RECORD EXCERPTS:

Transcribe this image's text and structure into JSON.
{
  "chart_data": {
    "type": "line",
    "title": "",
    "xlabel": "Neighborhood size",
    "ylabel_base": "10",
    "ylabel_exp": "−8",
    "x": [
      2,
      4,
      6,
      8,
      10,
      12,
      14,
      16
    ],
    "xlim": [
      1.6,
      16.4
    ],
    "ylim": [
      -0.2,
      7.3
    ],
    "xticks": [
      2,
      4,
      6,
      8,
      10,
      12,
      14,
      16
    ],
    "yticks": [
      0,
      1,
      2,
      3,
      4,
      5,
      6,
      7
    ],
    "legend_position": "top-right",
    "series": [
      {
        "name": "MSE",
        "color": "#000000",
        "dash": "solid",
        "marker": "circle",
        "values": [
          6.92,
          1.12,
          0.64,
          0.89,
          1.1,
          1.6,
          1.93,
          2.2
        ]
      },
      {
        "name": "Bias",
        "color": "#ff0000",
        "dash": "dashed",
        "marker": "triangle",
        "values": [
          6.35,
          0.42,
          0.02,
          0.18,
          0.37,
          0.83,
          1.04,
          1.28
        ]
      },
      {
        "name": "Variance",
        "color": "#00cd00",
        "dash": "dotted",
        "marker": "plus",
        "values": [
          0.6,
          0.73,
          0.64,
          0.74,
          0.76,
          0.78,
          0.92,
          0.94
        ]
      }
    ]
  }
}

EXERCISE TASK: Repeat the entries above exactly, leaving nothing out.

RESPONSE:
Transcribe this image's text and structure into JSON.
{
  "chart_data": {
    "type": "line",
    "title": "",
    "xlabel": "Neighborhood size",
    "ylabel_base": "10",
    "ylabel_exp": "−8",
    "x": [
      2,
      4,
      6,
      8,
      10,
      12,
      14,
      16
    ],
    "xlim": [
      1.6,
      16.4
    ],
    "ylim": [
      -0.2,
      7.3
    ],
    "xticks": [
      2,
      4,
      6,
      8,
      10,
      12,
      14,
      16
    ],
    "yticks": [
      0,
      1,
      2,
      3,
      4,
      5,
      6,
      7
    ],
    "legend_position": "top-right",
    "series": [
      {
        "name": "MSE",
        "color": "#000000",
        "dash": "solid",
        "marker": "circle",
        "values": [
          6.92,
          1.12,
          0.64,
          0.89,
          1.1,
          1.6,
          1.93,
          2.2
        ]
      },
      {
        "name": "Bias",
        "color": "#ff0000",
        "dash": "dashed",
        "marker": "triangle",
        "values": [
          6.35,
          0.42,
          0.02,
          0.18,
          0.37,
          0.83,
          1.04,
          1.28
        ]
      },
      {
        "name": "Variance",
        "color": "#00cd00",
        "dash": "dotted",
        "marker": "plus",
        "values": [
          0.6,
          0.73,
          0.64,
          0.74,
          0.76,
          0.78,
          0.92,
          0.94
        ]
      }
    ]
  }
}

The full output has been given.